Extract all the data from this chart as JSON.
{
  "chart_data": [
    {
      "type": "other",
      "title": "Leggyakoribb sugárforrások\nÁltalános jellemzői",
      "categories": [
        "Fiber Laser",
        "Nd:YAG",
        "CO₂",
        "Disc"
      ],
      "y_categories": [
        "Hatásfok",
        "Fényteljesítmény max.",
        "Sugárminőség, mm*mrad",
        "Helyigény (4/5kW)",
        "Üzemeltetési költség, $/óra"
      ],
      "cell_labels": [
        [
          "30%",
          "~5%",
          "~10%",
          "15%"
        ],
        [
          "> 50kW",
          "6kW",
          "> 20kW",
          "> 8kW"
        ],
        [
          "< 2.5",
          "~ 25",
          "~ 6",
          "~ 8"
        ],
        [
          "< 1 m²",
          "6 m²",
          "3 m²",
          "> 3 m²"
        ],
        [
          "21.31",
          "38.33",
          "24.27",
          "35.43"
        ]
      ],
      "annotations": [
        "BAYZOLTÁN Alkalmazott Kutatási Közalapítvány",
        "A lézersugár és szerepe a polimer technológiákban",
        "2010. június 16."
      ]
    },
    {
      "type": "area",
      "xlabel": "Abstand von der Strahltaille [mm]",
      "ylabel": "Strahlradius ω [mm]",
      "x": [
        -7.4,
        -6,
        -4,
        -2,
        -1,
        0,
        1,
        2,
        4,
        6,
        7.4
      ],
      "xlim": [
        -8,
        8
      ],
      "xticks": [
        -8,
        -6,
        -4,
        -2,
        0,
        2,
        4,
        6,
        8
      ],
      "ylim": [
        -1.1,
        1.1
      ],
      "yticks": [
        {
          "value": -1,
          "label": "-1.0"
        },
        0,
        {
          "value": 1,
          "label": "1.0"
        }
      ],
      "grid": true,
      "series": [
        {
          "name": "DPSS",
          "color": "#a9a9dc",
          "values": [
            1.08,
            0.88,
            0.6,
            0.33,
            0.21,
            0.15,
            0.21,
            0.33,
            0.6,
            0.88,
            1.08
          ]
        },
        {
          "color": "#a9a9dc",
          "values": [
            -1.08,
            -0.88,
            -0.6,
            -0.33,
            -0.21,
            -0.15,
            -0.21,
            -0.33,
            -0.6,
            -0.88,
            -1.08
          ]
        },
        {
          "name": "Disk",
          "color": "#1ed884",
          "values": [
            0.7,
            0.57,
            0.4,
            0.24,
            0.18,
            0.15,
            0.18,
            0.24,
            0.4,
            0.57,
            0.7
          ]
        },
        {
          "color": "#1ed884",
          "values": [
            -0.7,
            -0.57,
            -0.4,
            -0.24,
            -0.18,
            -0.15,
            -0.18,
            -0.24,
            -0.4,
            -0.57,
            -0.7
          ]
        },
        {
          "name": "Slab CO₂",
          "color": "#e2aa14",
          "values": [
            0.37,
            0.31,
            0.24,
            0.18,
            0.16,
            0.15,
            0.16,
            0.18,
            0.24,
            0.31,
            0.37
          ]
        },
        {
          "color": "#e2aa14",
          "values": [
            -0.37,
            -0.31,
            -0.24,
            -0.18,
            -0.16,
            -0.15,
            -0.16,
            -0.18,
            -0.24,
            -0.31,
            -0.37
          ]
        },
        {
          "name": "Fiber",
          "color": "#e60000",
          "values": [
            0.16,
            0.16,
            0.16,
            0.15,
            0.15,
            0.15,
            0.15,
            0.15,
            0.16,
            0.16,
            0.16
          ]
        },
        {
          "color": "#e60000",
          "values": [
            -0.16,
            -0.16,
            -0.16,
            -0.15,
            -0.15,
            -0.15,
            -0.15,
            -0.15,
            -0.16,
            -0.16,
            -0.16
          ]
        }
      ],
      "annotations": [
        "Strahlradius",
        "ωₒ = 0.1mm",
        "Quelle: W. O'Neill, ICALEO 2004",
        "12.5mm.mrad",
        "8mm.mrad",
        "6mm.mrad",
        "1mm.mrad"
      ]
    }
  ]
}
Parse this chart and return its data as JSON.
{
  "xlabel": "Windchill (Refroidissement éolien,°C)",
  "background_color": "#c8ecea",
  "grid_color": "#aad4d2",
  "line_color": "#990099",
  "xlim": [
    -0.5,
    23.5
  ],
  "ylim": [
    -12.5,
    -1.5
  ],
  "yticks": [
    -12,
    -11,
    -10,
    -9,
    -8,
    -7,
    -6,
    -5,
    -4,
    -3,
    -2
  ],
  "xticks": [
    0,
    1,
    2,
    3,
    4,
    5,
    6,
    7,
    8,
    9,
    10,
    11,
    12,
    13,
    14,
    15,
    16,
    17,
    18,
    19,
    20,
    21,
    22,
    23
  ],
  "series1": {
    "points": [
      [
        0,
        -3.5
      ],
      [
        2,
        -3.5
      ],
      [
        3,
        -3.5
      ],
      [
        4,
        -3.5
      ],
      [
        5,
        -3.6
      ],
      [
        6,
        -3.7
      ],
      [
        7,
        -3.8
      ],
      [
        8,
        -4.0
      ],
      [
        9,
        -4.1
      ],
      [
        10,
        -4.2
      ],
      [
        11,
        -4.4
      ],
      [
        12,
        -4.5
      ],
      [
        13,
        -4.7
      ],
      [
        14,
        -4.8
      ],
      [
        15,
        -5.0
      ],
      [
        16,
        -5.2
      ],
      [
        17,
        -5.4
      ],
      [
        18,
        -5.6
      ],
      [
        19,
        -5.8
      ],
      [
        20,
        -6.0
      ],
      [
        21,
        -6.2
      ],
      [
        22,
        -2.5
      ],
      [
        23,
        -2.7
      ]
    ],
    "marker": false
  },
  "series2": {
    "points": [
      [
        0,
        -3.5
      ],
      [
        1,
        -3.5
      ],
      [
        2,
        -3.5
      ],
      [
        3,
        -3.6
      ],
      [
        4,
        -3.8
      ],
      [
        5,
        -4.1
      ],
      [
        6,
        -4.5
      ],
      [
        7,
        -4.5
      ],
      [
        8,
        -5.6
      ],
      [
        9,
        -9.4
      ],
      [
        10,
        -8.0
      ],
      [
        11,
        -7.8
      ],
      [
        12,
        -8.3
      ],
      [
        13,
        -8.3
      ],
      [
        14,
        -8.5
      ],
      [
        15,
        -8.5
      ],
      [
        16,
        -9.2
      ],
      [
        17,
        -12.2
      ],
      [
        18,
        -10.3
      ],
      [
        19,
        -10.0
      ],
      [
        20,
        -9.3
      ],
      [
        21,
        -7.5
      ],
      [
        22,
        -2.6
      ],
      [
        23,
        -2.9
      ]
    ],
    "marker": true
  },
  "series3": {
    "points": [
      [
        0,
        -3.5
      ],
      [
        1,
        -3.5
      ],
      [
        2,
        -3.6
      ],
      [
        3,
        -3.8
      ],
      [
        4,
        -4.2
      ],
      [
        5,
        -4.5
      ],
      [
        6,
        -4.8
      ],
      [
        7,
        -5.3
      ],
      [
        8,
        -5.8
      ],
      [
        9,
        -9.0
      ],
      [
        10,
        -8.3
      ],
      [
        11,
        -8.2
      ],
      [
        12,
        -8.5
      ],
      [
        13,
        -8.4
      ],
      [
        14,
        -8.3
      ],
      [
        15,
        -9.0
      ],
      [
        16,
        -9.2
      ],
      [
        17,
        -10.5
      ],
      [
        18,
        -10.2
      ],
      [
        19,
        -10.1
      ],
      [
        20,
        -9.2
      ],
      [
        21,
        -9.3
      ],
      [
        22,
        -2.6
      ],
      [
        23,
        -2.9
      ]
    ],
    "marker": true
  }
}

=-=-=

Copy out every line holding the string "mrad".

**OUTPUT FOR THIS EXERCISE**
        "Sugárminőség, mm*mrad",
        "12.5mm.mrad",
        "8mm.mrad",
        "6mm.mrad",
        "1mm.mrad"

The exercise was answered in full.